Restate the entries word for word, omitting nothing.

** begin EXERCISE MATERIALS **

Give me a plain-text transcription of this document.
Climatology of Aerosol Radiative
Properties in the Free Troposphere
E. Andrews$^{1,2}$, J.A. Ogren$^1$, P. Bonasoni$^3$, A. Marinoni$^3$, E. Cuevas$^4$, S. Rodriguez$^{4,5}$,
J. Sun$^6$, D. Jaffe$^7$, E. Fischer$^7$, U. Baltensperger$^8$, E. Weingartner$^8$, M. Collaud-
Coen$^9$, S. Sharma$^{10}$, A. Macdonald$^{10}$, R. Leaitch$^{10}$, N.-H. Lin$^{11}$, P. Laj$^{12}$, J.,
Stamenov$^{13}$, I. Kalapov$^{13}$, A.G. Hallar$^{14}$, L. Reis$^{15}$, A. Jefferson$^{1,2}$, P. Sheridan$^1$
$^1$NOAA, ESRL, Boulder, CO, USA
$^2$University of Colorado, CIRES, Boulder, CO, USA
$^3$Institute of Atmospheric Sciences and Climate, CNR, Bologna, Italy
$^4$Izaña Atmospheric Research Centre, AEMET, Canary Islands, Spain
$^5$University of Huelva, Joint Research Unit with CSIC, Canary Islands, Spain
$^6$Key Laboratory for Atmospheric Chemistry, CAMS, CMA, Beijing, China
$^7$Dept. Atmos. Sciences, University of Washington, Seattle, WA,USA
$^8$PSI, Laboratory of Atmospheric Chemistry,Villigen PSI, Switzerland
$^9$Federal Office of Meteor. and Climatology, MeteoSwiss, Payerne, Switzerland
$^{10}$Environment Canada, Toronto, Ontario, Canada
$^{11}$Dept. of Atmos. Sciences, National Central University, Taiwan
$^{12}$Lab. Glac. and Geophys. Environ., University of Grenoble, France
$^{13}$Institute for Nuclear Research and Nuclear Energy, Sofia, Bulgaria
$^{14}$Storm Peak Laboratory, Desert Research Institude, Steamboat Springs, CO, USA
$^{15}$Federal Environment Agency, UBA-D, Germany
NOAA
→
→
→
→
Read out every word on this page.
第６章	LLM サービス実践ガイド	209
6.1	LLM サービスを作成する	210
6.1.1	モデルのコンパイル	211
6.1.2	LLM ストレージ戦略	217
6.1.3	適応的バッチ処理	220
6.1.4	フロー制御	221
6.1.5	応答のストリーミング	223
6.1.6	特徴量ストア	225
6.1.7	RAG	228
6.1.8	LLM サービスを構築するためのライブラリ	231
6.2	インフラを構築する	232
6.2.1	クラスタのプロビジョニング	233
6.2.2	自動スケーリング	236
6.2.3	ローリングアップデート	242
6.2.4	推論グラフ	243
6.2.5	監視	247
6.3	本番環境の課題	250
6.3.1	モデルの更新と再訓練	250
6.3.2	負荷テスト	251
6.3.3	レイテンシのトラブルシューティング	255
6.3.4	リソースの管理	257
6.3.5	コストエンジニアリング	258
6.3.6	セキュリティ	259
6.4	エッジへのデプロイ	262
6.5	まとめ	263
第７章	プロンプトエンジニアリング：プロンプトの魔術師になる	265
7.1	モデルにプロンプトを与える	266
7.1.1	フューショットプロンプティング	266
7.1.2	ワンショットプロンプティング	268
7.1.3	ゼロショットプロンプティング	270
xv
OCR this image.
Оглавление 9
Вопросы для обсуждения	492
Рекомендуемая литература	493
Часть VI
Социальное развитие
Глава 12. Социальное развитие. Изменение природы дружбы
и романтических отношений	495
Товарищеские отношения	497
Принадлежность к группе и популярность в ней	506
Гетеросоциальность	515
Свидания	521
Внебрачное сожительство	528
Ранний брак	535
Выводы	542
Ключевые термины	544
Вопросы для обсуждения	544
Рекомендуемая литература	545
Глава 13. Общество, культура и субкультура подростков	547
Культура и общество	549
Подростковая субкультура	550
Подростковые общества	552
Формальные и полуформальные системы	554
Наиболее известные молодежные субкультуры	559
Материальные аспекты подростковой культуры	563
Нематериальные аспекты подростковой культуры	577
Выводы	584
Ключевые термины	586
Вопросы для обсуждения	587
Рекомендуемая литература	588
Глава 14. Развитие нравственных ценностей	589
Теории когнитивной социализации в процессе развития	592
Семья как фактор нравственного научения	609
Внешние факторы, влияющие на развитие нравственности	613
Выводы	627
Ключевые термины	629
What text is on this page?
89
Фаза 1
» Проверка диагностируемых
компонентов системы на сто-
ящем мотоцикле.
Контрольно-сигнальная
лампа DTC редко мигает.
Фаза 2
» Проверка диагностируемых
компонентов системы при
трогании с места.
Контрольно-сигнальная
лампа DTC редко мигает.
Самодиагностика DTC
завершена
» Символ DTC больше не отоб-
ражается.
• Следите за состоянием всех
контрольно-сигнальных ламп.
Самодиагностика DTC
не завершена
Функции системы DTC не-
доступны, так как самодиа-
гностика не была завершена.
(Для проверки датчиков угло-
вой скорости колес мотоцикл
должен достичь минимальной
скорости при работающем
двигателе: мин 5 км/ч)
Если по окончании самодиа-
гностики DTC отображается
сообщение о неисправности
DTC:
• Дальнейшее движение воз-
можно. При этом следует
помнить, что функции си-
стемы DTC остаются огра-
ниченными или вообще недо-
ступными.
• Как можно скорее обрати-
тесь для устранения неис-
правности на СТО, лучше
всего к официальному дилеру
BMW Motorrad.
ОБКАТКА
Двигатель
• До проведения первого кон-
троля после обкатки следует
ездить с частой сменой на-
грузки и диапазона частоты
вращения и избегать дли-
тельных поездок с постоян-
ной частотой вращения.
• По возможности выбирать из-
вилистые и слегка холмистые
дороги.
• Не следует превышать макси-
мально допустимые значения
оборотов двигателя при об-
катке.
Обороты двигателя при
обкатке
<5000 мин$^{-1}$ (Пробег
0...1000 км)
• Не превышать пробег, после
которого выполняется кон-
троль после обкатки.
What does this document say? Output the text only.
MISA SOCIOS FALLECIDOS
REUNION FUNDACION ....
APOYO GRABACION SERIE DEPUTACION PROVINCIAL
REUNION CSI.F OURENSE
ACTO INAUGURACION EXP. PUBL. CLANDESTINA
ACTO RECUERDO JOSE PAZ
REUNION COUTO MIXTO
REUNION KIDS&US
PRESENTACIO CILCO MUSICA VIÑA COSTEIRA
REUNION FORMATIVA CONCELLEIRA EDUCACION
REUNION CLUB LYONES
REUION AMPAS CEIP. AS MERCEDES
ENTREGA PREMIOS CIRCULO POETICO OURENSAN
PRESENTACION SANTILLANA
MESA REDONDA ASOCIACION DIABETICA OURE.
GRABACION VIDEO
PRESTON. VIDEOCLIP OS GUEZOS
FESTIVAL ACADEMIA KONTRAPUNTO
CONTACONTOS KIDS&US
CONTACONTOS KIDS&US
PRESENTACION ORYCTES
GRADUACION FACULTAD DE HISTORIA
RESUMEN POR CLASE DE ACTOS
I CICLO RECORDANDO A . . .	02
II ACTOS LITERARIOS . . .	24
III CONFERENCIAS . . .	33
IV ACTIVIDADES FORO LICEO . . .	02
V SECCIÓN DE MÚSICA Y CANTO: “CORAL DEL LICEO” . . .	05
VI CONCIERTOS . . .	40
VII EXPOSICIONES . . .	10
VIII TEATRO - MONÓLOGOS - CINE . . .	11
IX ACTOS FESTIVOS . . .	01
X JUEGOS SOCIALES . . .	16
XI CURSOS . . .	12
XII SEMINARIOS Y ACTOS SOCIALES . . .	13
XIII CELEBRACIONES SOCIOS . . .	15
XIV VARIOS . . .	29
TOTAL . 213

** end EXERCISE MATERIALS **

» **WRITTEN RESPONSE**:
Give me a plain-text transcription of this document.
Climatology of Aerosol Radiative
Properties in the Free Troposphere
E. Andrews$^{1,2}$, J.A. Ogren$^1$, P. Bonasoni$^3$, A. Marinoni$^3$, E. Cuevas$^4$, S. Rodriguez$^{4,5}$,
J. Sun$^6$, D. Jaffe$^7$, E. Fischer$^7$, U. Baltensperger$^8$, E. Weingartner$^8$, M. Collaud-
Coen$^9$, S. Sharma$^{10}$, A. Macdonald$^{10}$, R. Leaitch$^{10}$, N.-H. Lin$^{11}$, P. Laj$^{12}$, J.,
Stamenov$^{13}$, I. Kalapov$^{13}$, A.G. Hallar$^{14}$, L. Reis$^{15}$, A. Jefferson$^{1,2}$, P. Sheridan$^1$
$^1$NOAA, ESRL, Boulder, CO, USA
$^2$University of Colorado, CIRES, Boulder, CO, USA
$^3$Institute of Atmospheric Sciences and Climate, CNR, Bologna, Italy
$^4$Izaña Atmospheric Research Centre, AEMET, Canary Islands, Spain
$^5$University of Huelva, Joint Research Unit with CSIC, Canary Islands, Spain
$^6$Key Laboratory for Atmospheric Chemistry, CAMS, CMA, Beijing, China
$^7$Dept. Atmos. Sciences, University of Washington, Seattle, WA,USA
$^8$PSI, Laboratory of Atmospheric Chemistry,Villigen PSI, Switzerland
$^9$Federal Office of Meteor. and Climatology, MeteoSwiss, Payerne, Switzerland
$^{10}$Environment Canada, Toronto, Ontario, Canada
$^{11}$Dept. of Atmos. Sciences, National Central University, Taiwan
$^{12}$Lab. Glac. and Geophys. Environ., University of Grenoble, France
$^{13}$Institute for Nuclear Research and Nuclear Energy, Sofia, Bulgaria
$^{14}$Storm Peak Laboratory, Desert Research Institude, Steamboat Springs, CO, USA
$^{15}$Federal Environment Agency, UBA-D, Germany
NOAA
→
→
→
→
Read out every word on this page.
第６章	LLM サービス実践ガイド	209
6.1	LLM サービスを作成する	210
6.1.1	モデルのコンパイル	211
6.1.2	LLM ストレージ戦略	217
6.1.3	適応的バッチ処理	220
6.1.4	フロー制御	221
6.1.5	応答のストリーミング	223
6.1.6	特徴量ストア	225
6.1.7	RAG	228
6.1.8	LLM サービスを構築するためのライブラリ	231
6.2	インフラを構築する	232
6.2.1	クラスタのプロビジョニング	233
6.2.2	自動スケーリング	236
6.2.3	ローリングアップデート	242
6.2.4	推論グラフ	243
6.2.5	監視	247
6.3	本番環境の課題	250
6.3.1	モデルの更新と再訓練	250
6.3.2	負荷テスト	251
6.3.3	レイテンシのトラブルシューティング	255
6.3.4	リソースの管理	257
6.3.5	コストエンジニアリング	258
6.3.6	セキュリティ	259
6.4	エッジへのデプロイ	262
6.5	まとめ	263
第７章	プロンプトエンジニアリング：プロンプトの魔術師になる	265
7.1	モデルにプロンプトを与える	266
7.1.1	フューショットプロンプティング	266
7.1.2	ワンショットプロンプティング	268
7.1.3	ゼロショットプロンプティング	270
xv
OCR this image.
Оглавление 9
Вопросы для обсуждения	492
Рекомендуемая литература	493
Часть VI
Социальное развитие
Глава 12. Социальное развитие. Изменение природы дружбы
и романтических отношений	495
Товарищеские отношения	497
Принадлежность к группе и популярность в ней	506
Гетеросоциальность	515
Свидания	521
Внебрачное сожительство	528
Ранний брак	535
Выводы	542
Ключевые термины	544
Вопросы для обсуждения	544
Рекомендуемая литература	545
Глава 13. Общество, культура и субкультура подростков	547
Культура и общество	549
Подростковая субкультура	550
Подростковые общества	552
Формальные и полуформальные системы	554
Наиболее известные молодежные субкультуры	559
Материальные аспекты подростковой культуры	563
Нематериальные аспекты подростковой культуры	577
Выводы	584
Ключевые термины	586
Вопросы для обсуждения	587
Рекомендуемая литература	588
Глава 14. Развитие нравственных ценностей	589
Теории когнитивной социализации в процессе развития	592
Семья как фактор нравственного научения	609
Внешние факторы, влияющие на развитие нравственности	613
Выводы	627
Ключевые термины	629
What text is on this page?
89
Фаза 1
» Проверка диагностируемых
компонентов системы на сто-
ящем мотоцикле.
Контрольно-сигнальная
лампа DTC редко мигает.
Фаза 2
» Проверка диагностируемых
компонентов системы при
трогании с места.
Контрольно-сигнальная
лампа DTC редко мигает.
Самодиагностика DTC
завершена
» Символ DTC больше не отоб-
ражается.
• Следите за состоянием всех
контрольно-сигнальных ламп.
Самодиагностика DTC
не завершена
Функции системы DTC не-
доступны, так как самодиа-
гностика не была завершена.
(Для проверки датчиков угло-
вой скорости колес мотоцикл
должен достичь минимальной
скорости при работающем
двигателе: мин 5 км/ч)
Если по окончании самодиа-
гностики DTC отображается
сообщение о неисправности
DTC:
• Дальнейшее движение воз-
можно. При этом следует
помнить, что функции си-
стемы DTC остаются огра-
ниченными или вообще недо-
ступными.
• Как можно скорее обрати-
тесь для устранения неис-
правности на СТО, лучше
всего к официальному дилеру
BMW Motorrad.
ОБКАТКА
Двигатель
• До проведения первого кон-
троля после обкатки следует
ездить с частой сменой на-
грузки и диапазона частоты
вращения и избегать дли-
тельных поездок с постоян-
ной частотой вращения.
• По возможности выбирать из-
вилистые и слегка холмистые
дороги.
• Не следует превышать макси-
мально допустимые значения
оборотов двигателя при об-
катке.
Обороты двигателя при
обкатке
<5000 мин$^{-1}$ (Пробег
0...1000 км)
• Не превышать пробег, после
которого выполняется кон-
троль после обкатки.
What does this document say? Output the text only.
MISA SOCIOS FALLECIDOS
REUNION FUNDACION ....
APOYO GRABACION SERIE DEPUTACION PROVINCIAL
REUNION CSI.F OURENSE
ACTO INAUGURACION EXP. PUBL. CLANDESTINA
ACTO RECUERDO JOSE PAZ
REUNION COUTO MIXTO
REUNION KIDS&US
PRESENTACIO CILCO MUSICA VIÑA COSTEIRA
REUNION FORMATIVA CONCELLEIRA EDUCACION
REUNION CLUB LYONES
REUION AMPAS CEIP. AS MERCEDES
ENTREGA PREMIOS CIRCULO POETICO OURENSAN
PRESENTACION SANTILLANA
MESA REDONDA ASOCIACION DIABETICA OURE.
GRABACION VIDEO
PRESTON. VIDEOCLIP OS GUEZOS
FESTIVAL ACADEMIA KONTRAPUNTO
CONTACONTOS KIDS&US
CONTACONTOS KIDS&US
PRESENTACION ORYCTES
GRADUACION FACULTAD DE HISTORIA
RESUMEN POR CLASE DE ACTOS
I CICLO RECORDANDO A . . .	02
II ACTOS LITERARIOS . . .	24
III CONFERENCIAS . . .	33
IV ACTIVIDADES FORO LICEO . . .	02
V SECCIÓN DE MÚSICA Y CANTO: “CORAL DEL LICEO” . . .	05
VI CONCIERTOS . . .	40
VII EXPOSICIONES . . .	10
VIII TEATRO - MONÓLOGOS - CINE . . .	11
IX ACTOS FESTIVOS . . .	01
X JUEGOS SOCIALES . . .	16
XI CURSOS . . .	12
XII SEMINARIOS Y ACTOS SOCIALES . . .	13
XIII CELEBRACIONES SOCIOS . . .	15
XIV VARIOS . . .	29
TOTAL . 213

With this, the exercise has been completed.